Records that describe figures:

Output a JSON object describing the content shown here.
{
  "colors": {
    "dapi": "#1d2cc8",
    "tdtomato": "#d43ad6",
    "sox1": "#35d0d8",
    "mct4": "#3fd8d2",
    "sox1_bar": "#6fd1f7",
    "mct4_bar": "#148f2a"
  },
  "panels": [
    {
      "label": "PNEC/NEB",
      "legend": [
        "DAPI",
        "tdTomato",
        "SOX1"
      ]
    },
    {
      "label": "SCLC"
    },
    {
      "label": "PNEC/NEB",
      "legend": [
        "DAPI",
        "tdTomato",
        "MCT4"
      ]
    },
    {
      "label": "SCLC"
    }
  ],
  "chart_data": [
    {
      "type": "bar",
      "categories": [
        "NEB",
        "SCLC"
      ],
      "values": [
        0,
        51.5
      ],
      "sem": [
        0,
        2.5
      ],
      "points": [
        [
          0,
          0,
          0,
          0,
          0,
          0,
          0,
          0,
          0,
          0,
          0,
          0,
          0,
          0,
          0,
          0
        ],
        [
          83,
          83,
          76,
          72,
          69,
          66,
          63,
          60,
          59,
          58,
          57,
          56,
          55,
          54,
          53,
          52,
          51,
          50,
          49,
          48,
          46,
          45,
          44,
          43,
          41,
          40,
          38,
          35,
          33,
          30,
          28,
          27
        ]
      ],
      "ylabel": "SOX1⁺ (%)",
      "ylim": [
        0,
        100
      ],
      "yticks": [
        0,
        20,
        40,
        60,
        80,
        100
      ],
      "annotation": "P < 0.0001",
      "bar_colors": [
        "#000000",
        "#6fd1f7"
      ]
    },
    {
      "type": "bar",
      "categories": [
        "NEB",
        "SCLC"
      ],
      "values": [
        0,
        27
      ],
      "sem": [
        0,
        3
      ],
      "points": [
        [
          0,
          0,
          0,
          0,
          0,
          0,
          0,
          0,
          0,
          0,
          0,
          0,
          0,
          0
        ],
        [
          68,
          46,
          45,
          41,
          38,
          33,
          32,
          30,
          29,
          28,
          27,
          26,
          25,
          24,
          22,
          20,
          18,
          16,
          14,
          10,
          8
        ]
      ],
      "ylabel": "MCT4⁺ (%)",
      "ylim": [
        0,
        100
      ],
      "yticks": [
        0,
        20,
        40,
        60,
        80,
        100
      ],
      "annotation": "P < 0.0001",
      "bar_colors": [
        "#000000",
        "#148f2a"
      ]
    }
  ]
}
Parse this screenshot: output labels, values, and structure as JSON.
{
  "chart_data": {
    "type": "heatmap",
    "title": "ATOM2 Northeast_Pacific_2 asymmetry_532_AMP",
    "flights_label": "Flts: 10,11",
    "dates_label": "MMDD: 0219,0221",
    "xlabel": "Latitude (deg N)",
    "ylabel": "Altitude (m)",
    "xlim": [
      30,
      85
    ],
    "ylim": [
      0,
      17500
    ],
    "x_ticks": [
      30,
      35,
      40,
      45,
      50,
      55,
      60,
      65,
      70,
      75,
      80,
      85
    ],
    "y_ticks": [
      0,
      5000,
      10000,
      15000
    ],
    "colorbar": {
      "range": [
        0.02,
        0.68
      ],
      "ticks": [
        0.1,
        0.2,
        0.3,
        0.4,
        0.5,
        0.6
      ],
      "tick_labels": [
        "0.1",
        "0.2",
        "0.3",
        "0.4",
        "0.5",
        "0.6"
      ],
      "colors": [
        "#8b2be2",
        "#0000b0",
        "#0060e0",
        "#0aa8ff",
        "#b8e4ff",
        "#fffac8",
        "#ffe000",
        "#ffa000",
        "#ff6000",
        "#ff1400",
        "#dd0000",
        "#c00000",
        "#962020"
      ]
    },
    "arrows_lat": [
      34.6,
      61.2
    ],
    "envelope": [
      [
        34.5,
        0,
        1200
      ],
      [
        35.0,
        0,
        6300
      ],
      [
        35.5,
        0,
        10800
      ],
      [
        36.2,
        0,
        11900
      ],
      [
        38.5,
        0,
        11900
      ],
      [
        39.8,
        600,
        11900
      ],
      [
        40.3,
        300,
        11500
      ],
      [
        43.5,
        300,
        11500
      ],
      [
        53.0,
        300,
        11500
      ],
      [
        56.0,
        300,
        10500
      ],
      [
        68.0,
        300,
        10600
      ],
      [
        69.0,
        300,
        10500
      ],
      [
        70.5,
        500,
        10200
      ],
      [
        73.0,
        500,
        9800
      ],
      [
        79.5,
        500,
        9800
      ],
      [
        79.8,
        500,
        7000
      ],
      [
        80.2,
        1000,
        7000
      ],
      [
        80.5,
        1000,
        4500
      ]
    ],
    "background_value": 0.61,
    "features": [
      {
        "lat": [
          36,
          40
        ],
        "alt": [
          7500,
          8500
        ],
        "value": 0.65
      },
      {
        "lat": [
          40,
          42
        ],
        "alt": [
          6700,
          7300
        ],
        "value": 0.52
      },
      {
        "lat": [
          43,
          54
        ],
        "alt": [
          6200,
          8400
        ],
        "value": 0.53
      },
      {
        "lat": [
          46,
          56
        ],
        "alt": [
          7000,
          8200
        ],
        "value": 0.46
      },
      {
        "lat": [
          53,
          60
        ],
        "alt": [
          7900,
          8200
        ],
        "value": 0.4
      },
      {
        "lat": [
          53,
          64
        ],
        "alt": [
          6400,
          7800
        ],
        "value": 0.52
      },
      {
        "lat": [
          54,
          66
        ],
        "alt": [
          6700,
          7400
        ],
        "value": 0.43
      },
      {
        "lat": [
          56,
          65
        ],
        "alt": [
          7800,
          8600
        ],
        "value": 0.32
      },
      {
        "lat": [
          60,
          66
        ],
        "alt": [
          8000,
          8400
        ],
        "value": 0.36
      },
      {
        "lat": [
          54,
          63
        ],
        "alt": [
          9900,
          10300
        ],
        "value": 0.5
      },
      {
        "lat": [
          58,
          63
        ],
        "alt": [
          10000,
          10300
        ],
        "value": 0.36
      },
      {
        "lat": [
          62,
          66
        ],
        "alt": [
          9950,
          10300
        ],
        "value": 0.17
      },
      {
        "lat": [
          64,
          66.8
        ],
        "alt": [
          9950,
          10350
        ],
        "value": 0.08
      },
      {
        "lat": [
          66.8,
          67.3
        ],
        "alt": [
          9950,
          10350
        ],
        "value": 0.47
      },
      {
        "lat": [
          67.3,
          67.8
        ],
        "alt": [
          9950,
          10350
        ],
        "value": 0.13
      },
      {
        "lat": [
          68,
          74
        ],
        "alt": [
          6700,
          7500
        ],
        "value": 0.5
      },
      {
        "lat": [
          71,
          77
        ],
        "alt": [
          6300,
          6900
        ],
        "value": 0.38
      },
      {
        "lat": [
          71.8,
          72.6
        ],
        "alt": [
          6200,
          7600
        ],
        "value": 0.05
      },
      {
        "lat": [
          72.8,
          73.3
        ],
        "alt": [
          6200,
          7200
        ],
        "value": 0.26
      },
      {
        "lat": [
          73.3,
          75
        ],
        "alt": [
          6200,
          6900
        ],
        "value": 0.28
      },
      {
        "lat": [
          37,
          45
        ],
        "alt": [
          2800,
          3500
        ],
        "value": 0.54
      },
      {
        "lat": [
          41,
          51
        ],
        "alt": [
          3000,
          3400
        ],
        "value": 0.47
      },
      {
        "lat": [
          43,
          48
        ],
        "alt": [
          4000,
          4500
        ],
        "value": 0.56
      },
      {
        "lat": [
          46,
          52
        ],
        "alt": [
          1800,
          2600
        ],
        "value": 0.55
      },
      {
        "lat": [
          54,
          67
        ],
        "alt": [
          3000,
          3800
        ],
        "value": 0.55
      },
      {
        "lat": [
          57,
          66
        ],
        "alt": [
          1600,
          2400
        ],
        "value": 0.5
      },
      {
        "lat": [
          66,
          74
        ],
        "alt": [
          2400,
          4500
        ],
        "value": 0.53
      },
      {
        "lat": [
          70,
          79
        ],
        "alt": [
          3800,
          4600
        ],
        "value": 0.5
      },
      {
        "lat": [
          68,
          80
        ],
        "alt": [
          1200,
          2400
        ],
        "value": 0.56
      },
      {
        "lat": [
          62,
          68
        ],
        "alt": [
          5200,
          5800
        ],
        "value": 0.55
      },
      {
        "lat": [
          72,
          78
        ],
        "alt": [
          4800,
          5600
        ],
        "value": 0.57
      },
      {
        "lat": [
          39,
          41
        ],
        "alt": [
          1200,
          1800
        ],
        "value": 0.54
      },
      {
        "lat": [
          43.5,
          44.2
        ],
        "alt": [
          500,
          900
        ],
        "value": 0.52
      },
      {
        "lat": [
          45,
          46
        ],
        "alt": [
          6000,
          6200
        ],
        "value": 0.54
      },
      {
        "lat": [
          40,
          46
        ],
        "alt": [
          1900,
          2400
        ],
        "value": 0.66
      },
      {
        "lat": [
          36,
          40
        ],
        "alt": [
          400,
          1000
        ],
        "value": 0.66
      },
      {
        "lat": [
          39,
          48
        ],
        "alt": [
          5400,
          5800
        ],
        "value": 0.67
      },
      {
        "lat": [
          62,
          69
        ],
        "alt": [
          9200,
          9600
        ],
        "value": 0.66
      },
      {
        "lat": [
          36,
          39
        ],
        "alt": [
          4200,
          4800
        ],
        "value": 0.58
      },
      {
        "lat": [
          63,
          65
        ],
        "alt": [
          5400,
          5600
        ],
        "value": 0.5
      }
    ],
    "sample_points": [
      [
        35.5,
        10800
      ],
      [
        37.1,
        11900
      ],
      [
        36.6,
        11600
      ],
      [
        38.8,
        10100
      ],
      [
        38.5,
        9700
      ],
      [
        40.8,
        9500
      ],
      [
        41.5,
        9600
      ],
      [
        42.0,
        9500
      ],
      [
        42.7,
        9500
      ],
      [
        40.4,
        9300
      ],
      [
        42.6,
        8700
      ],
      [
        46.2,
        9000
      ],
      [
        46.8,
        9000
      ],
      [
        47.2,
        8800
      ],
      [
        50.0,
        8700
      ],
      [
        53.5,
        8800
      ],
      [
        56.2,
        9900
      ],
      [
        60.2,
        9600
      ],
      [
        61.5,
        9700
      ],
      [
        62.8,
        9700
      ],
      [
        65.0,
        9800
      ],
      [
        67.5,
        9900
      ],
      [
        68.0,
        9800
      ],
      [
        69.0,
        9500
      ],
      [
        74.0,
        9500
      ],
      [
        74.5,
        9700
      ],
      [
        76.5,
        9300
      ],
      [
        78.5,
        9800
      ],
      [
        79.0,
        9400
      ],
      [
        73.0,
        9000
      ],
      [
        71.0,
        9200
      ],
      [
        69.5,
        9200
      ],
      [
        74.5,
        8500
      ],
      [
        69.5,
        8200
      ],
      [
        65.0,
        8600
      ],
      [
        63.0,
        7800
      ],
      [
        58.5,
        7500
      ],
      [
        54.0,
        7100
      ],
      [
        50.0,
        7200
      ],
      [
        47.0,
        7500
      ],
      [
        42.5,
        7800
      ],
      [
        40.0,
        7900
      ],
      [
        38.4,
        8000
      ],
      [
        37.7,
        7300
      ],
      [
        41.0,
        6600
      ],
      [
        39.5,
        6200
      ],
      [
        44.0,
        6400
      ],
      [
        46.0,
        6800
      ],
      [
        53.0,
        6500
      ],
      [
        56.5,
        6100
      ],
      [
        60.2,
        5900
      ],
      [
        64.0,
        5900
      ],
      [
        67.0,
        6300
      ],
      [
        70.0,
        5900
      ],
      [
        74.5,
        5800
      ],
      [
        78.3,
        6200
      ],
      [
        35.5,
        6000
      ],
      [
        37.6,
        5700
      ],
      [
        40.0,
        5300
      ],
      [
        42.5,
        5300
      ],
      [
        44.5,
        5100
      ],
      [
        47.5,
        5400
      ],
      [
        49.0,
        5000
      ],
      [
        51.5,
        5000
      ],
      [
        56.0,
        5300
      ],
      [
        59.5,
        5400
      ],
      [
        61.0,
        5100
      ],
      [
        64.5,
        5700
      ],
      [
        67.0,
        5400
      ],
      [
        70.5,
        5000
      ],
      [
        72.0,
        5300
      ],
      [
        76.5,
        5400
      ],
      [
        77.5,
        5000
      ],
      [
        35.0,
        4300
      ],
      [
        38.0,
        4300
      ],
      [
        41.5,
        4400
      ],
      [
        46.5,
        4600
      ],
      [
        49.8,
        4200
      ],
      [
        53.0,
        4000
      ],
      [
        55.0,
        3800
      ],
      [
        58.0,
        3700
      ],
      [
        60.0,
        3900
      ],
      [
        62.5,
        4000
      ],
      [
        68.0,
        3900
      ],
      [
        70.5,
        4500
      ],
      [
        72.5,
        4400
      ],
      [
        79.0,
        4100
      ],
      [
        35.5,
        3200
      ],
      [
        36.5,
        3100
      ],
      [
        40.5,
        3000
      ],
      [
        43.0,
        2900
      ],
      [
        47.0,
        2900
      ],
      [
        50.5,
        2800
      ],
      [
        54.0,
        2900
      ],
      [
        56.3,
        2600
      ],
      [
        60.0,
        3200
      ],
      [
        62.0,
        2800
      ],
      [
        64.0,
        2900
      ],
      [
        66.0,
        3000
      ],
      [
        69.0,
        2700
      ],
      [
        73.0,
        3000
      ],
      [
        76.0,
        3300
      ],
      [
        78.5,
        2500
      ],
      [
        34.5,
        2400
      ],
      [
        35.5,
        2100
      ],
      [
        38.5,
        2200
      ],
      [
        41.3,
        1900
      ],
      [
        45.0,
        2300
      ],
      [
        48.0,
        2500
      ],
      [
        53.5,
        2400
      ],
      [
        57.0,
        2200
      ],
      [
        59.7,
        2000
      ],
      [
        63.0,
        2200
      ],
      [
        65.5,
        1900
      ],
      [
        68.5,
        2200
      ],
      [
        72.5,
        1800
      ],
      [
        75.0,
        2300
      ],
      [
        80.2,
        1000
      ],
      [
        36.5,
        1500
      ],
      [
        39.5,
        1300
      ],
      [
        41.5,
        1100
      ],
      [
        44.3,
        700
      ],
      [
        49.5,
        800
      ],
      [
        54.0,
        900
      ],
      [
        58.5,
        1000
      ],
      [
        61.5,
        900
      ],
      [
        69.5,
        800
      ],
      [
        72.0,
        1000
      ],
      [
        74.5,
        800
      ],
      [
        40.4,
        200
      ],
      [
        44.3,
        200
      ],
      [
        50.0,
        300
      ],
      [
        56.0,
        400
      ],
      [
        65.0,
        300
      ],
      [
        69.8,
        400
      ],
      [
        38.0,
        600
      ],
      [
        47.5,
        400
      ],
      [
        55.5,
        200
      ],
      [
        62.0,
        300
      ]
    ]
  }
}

§ Work required: Copy out all lines above that include the string "ylabel".

§ Solved problem:
      "ylabel": "SOX1⁺ (%)",
      "ylabel": "MCT4⁺ (%)",
    "ylabel": "Altitude (m)",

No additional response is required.